───── Dataset rows ─────

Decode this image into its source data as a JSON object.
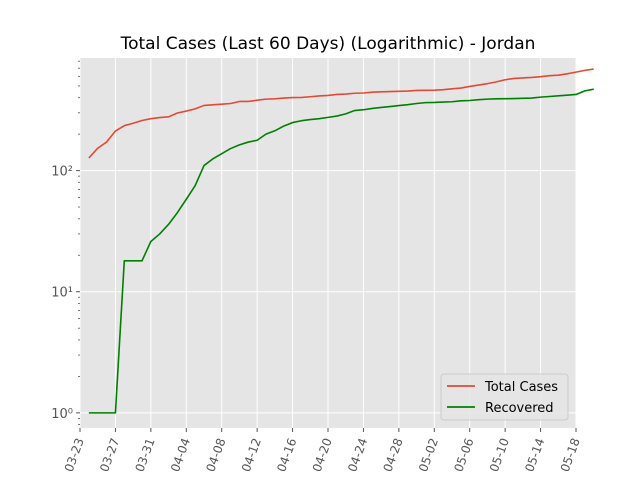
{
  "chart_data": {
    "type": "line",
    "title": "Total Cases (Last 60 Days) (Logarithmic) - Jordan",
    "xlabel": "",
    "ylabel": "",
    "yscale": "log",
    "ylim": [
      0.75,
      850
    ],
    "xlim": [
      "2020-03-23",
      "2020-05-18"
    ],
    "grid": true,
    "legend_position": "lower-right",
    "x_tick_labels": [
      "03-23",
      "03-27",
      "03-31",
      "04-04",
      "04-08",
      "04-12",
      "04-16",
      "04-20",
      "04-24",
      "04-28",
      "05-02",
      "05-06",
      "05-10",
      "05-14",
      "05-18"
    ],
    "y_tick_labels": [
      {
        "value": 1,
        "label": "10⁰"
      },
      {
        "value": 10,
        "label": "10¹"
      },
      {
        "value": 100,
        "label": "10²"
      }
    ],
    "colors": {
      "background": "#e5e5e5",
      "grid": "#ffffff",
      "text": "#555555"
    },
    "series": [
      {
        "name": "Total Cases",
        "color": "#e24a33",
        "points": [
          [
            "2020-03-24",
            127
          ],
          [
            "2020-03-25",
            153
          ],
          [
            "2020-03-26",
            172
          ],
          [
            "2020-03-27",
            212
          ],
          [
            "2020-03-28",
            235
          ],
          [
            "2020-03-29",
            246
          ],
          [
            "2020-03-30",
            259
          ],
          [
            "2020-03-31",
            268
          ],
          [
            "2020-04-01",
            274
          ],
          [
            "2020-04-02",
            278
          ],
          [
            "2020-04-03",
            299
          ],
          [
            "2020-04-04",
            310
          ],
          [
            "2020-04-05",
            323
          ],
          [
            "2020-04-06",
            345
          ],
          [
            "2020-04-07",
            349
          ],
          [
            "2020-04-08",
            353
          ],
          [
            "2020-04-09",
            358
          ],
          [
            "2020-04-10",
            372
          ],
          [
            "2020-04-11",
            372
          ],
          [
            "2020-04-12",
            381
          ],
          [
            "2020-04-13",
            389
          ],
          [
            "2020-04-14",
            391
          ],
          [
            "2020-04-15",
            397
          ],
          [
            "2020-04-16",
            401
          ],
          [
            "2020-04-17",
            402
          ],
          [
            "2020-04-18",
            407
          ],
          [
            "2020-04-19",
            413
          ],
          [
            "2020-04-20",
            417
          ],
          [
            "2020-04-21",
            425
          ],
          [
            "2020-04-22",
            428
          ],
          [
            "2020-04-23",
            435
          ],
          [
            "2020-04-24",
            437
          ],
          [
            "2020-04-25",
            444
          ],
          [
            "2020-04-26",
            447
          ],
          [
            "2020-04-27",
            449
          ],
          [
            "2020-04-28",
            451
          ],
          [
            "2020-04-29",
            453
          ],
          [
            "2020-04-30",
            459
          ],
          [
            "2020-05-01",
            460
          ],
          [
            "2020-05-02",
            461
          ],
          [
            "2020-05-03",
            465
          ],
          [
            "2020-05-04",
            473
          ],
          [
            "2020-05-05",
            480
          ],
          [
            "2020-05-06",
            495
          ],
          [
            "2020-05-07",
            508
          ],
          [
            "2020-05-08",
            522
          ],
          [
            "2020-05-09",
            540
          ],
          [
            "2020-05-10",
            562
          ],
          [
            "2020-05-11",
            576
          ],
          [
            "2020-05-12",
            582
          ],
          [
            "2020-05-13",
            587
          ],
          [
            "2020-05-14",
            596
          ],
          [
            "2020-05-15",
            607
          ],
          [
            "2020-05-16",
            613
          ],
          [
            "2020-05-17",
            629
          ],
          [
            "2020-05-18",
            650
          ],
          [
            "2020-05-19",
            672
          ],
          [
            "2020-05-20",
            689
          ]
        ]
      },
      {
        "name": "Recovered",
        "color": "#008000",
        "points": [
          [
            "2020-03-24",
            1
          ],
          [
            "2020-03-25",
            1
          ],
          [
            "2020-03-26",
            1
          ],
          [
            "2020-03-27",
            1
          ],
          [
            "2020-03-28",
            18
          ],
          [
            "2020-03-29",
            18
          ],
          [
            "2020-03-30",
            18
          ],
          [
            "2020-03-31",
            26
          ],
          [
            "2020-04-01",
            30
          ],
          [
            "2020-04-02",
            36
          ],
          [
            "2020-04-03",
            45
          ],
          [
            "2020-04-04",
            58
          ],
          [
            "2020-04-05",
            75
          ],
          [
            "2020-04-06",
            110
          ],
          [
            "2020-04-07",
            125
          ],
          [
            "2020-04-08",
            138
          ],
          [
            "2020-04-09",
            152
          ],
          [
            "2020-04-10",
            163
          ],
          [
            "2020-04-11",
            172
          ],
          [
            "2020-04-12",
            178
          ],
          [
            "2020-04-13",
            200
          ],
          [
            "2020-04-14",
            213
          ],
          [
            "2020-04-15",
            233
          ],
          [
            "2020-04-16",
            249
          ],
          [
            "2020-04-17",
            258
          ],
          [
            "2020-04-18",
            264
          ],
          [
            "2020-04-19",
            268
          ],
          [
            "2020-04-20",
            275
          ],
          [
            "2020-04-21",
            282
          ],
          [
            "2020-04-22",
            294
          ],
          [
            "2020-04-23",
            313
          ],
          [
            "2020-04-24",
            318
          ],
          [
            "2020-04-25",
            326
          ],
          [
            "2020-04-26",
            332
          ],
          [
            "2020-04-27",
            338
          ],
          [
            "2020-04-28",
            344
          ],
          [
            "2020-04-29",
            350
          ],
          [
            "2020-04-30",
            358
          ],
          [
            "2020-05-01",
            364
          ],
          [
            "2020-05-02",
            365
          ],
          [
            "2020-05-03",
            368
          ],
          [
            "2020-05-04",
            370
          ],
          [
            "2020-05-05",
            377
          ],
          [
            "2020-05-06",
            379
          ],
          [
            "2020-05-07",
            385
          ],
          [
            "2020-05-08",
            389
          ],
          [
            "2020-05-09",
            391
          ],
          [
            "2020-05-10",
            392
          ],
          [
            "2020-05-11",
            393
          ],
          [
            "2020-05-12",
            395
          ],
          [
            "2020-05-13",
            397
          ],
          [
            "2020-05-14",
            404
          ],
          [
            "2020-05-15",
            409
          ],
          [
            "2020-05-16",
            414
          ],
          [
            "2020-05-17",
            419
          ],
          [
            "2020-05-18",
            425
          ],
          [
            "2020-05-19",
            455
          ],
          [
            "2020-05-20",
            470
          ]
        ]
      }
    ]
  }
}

─────

Your task
Leave the images out and output the remaining material exactly as it stands.

Response for this exercise
Decode this image into its source data as a JSON object.
{
  "chart_data": {
    "type": "line",
    "title": "Total Cases (Last 60 Days) (Logarithmic) - Jordan",
    "xlabel": "",
    "ylabel": "",
    "yscale": "log",
    "ylim": [
      0.75,
      850
    ],
    "xlim": [
      "2020-03-23",
      "2020-05-18"
    ],
    "grid": true,
    "legend_position": "lower-right",
    "x_tick_labels": [
      "03-23",
      "03-27",
      "03-31",
      "04-04",
      "04-08",
      "04-12",
      "04-16",
      "04-20",
      "04-24",
      "04-28",
      "05-02",
      "05-06",
      "05-10",
      "05-14",
      "05-18"
    ],
    "y_tick_labels": [
      {
        "value": 1,
        "label": "10⁰"
      },
      {
        "value": 10,
        "label": "10¹"
      },
      {
        "value": 100,
        "label": "10²"
      }
    ],
    "colors": {
      "background": "#e5e5e5",
      "grid": "#ffffff",
      "text": "#555555"
    },
    "series": [
      {
        "name": "Total Cases",
        "color": "#e24a33",
        "points": [
          [
            "2020-03-24",
            127
          ],
          [
            "2020-03-25",
            153
          ],
          [
            "2020-03-26",
            172
          ],
          [
            "2020-03-27",
            212
          ],
          [
            "2020-03-28",
            235
          ],
          [
            "2020-03-29",
            246
          ],
          [
            "2020-03-30",
            259
          ],
          [
            "2020-03-31",
            268
          ],
          [
            "2020-04-01",
            274
          ],
          [
            "2020-04-02",
            278
          ],
          [
            "2020-04-03",
            299
          ],
          [
            "2020-04-04",
            310
          ],
          [
            "2020-04-05",
            323
          ],
          [
            "2020-04-06",
            345
          ],
          [
            "2020-04-07",
            349
          ],
          [
            "2020-04-08",
            353
          ],
          [
            "2020-04-09",
            358
          ],
          [
            "2020-04-10",
            372
          ],
          [
            "2020-04-11",
            372
          ],
          [
            "2020-04-12",
            381
          ],
          [
            "2020-04-13",
            389
          ],
          [
            "2020-04-14",
            391
          ],
          [
            "2020-04-15",
            397
          ],
          [
            "2020-04-16",
            401
          ],
          [
            "2020-04-17",
            402
          ],
          [
            "2020-04-18",
            407
          ],
          [
            "2020-04-19",
            413
          ],
          [
            "2020-04-20",
            417
          ],
          [
            "2020-04-21",
            425
          ],
          [
            "2020-04-22",
            428
          ],
          [
            "2020-04-23",
            435
          ],
          [
            "2020-04-24",
            437
          ],
          [
            "2020-04-25",
            444
          ],
          [
            "2020-04-26",
            447
          ],
          [
            "2020-04-27",
            449
          ],
          [
            "2020-04-28",
            451
          ],
          [
            "2020-04-29",
            453
          ],
          [
            "2020-04-30",
            459
          ],
          [
            "2020-05-01",
            460
          ],
          [
            "2020-05-02",
            461
          ],
          [
            "2020-05-03",
            465
          ],
          [
            "2020-05-04",
            473
          ],
          [
            "2020-05-05",
            480
          ],
          [
            "2020-05-06",
            495
          ],
          [
            "2020-05-07",
            508
          ],
          [
            "2020-05-08",
            522
          ],
          [
            "2020-05-09",
            540
          ],
          [
            "2020-05-10",
            562
          ],
          [
            "2020-05-11",
            576
          ],
          [
            "2020-05-12",
            582
          ],
          [
            "2020-05-13",
            587
          ],
          [
            "2020-05-14",
            596
          ],
          [
            "2020-05-15",
            607
          ],
          [
            "2020-05-16",
            613
          ],
          [
            "2020-05-17",
            629
          ],
          [
            "2020-05-18",
            650
          ],
          [
            "2020-05-19",
            672
          ],
          [
            "2020-05-20",
            689
          ]
        ]
      },
      {
        "name": "Recovered",
        "color": "#008000",
        "points": [
          [
            "2020-03-24",
            1
          ],
          [
            "2020-03-25",
            1
          ],
          [
            "2020-03-26",
            1
          ],
          [
            "2020-03-27",
            1
          ],
          [
            "2020-03-28",
            18
          ],
          [
            "2020-03-29",
            18
          ],
          [
            "2020-03-30",
            18
          ],
          [
            "2020-03-31",
            26
          ],
          [
            "2020-04-01",
            30
          ],
          [
            "2020-04-02",
            36
          ],
          [
            "2020-04-03",
            45
          ],
          [
            "2020-04-04",
            58
          ],
          [
            "2020-04-05",
            75
          ],
          [
            "2020-04-06",
            110
          ],
          [
            "2020-04-07",
            125
          ],
          [
            "2020-04-08",
            138
          ],
          [
            "2020-04-09",
            152
          ],
          [
            "2020-04-10",
            163
          ],
          [
            "2020-04-11",
            172
          ],
          [
            "2020-04-12",
            178
          ],
          [
            "2020-04-13",
            200
          ],
          [
            "2020-04-14",
            213
          ],
          [
            "2020-04-15",
            233
          ],
          [
            "2020-04-16",
            249
          ],
          [
            "2020-04-17",
            258
          ],
          [
            "2020-04-18",
            264
          ],
          [
            "2020-04-19",
            268
          ],
          [
            "2020-04-20",
            275
          ],
          [
            "2020-04-21",
            282
          ],
          [
            "2020-04-22",
            294
          ],
          [
            "2020-04-23",
            313
          ],
          [
            "2020-04-24",
            318
          ],
          [
            "2020-04-25",
            326
          ],
          [
            "2020-04-26",
            332
          ],
          [
            "2020-04-27",
            338
          ],
          [
            "2020-04-28",
            344
          ],
          [
            "2020-04-29",
            350
          ],
          [
            "2020-04-30",
            358
          ],
          [
            "2020-05-01",
            364
          ],
          [
            "2020-05-02",
            365
          ],
          [
            "2020-05-03",
            368
          ],
          [
            "2020-05-04",
            370
          ],
          [
            "2020-05-05",
            377
          ],
          [
            "2020-05-06",
            379
          ],
          [
            "2020-05-07",
            385
          ],
          [
            "2020-05-08",
            389
          ],
          [
            "2020-05-09",
            391
          ],
          [
            "2020-05-10",
            392
          ],
          [
            "2020-05-11",
            393
          ],
          [
            "2020-05-12",
            395
          ],
          [
            "2020-05-13",
            397
          ],
          [
            "2020-05-14",
            404
          ],
          [
            "2020-05-15",
            409
          ],
          [
            "2020-05-16",
            414
          ],
          [
            "2020-05-17",
            419
          ],
          [
            "2020-05-18",
            425
          ],
          [
            "2020-05-19",
            455
          ],
          [
            "2020-05-20",
            470
          ]
        ]
      }
    ]
  }
}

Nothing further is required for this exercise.